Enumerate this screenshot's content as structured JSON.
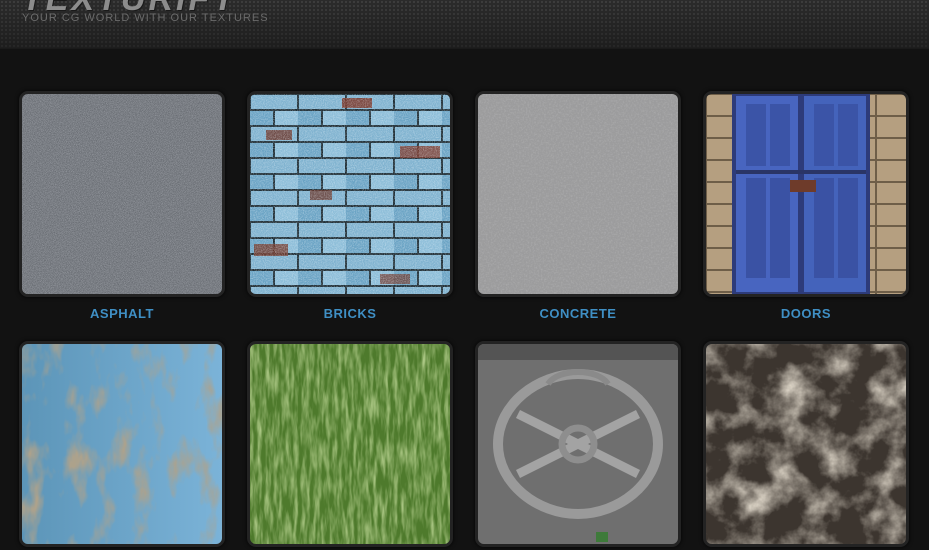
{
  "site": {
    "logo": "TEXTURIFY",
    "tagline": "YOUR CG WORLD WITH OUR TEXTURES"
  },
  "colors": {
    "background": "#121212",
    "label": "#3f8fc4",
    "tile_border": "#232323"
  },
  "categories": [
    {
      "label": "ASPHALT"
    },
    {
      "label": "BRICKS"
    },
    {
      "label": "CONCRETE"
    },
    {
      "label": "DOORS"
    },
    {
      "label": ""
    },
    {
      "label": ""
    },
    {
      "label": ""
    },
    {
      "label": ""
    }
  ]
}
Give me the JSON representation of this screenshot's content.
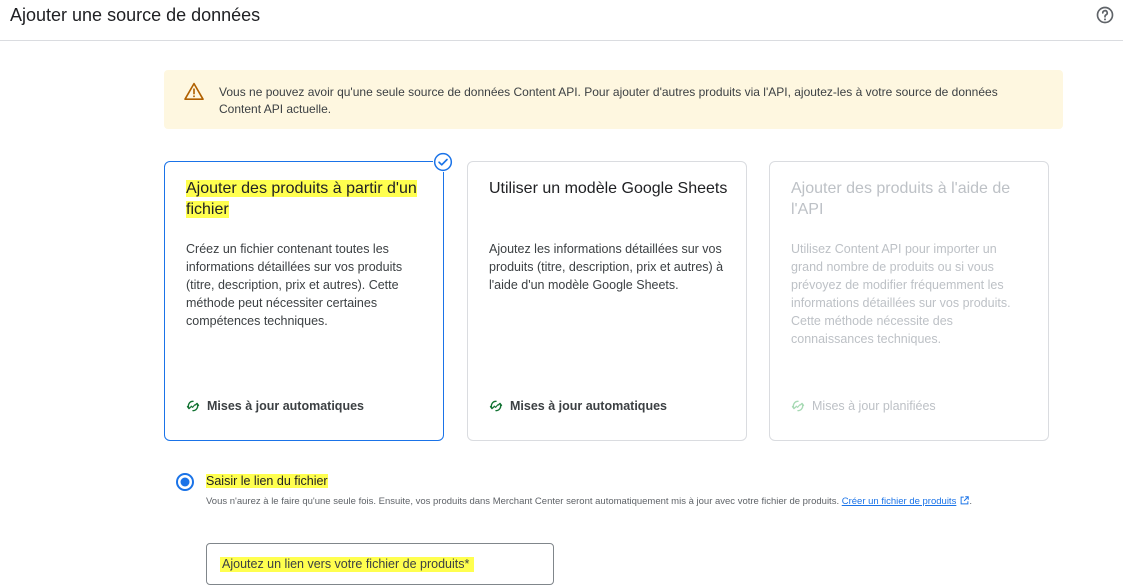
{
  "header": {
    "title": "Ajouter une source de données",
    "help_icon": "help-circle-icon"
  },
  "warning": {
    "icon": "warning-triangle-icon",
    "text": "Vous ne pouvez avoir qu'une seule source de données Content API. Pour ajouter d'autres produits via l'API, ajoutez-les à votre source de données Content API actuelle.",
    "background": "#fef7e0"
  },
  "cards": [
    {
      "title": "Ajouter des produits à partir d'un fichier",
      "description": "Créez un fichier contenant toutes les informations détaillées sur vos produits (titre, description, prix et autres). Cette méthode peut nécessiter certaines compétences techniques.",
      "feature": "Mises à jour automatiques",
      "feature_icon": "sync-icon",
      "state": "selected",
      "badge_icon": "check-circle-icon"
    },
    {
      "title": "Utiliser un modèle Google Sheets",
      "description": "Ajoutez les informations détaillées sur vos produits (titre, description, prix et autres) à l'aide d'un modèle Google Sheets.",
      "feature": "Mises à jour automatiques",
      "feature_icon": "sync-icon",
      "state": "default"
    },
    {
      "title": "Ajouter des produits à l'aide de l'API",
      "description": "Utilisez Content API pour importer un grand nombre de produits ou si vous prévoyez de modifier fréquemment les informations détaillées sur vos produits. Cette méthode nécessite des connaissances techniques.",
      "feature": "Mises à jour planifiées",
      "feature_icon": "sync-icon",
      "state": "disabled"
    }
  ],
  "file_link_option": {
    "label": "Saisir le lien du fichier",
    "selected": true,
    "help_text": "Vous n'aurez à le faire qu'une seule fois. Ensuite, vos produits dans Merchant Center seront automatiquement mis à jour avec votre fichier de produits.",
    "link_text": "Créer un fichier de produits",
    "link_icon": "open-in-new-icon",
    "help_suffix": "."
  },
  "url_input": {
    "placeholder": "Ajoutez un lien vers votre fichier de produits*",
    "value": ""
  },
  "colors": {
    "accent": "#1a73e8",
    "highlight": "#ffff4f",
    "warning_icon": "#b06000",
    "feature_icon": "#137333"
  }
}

◆ **EXERCISE**: Copy out the whole listing exactly, and don't carry over any pictures.

◆ **FINAL ANSWER**:
Enumerate this screenshot's content as structured JSON.
{
  "site": {
    "logo": "TEXTURIFY",
    "tagline": "YOUR CG WORLD WITH OUR TEXTURES"
  },
  "colors": {
    "background": "#121212",
    "label": "#3f8fc4",
    "tile_border": "#232323"
  },
  "categories": [
    {
      "label": "ASPHALT"
    },
    {
      "label": "BRICKS"
    },
    {
      "label": "CONCRETE"
    },
    {
      "label": "DOORS"
    },
    {
      "label": ""
    },
    {
      "label": ""
    },
    {
      "label": ""
    },
    {
      "label": ""
    }
  ]
}
Give me the JSON representation of this screenshot's content.
{
  "header": {
    "title": "Ajouter une source de données",
    "help_icon": "help-circle-icon"
  },
  "warning": {
    "icon": "warning-triangle-icon",
    "text": "Vous ne pouvez avoir qu'une seule source de données Content API. Pour ajouter d'autres produits via l'API, ajoutez-les à votre source de données Content API actuelle.",
    "background": "#fef7e0"
  },
  "cards": [
    {
      "title": "Ajouter des produits à partir d'un fichier",
      "description": "Créez un fichier contenant toutes les informations détaillées sur vos produits (titre, description, prix et autres). Cette méthode peut nécessiter certaines compétences techniques.",
      "feature": "Mises à jour automatiques",
      "feature_icon": "sync-icon",
      "state": "selected",
      "badge_icon": "check-circle-icon"
    },
    {
      "title": "Utiliser un modèle Google Sheets",
      "description": "Ajoutez les informations détaillées sur vos produits (titre, description, prix et autres) à l'aide d'un modèle Google Sheets.",
      "feature": "Mises à jour automatiques",
      "feature_icon": "sync-icon",
      "state": "default"
    },
    {
      "title": "Ajouter des produits à l'aide de l'API",
      "description": "Utilisez Content API pour importer un grand nombre de produits ou si vous prévoyez de modifier fréquemment les informations détaillées sur vos produits. Cette méthode nécessite des connaissances techniques.",
      "feature": "Mises à jour planifiées",
      "feature_icon": "sync-icon",
      "state": "disabled"
    }
  ],
  "file_link_option": {
    "label": "Saisir le lien du fichier",
    "selected": true,
    "help_text": "Vous n'aurez à le faire qu'une seule fois. Ensuite, vos produits dans Merchant Center seront automatiquement mis à jour avec votre fichier de produits.",
    "link_text": "Créer un fichier de produits",
    "link_icon": "open-in-new-icon",
    "help_suffix": "."
  },
  "url_input": {
    "placeholder": "Ajoutez un lien vers votre fichier de produits*",
    "value": ""
  },
  "colors": {
    "accent": "#1a73e8",
    "highlight": "#ffff4f",
    "warning_icon": "#b06000",
    "feature_icon": "#137333"
  }
}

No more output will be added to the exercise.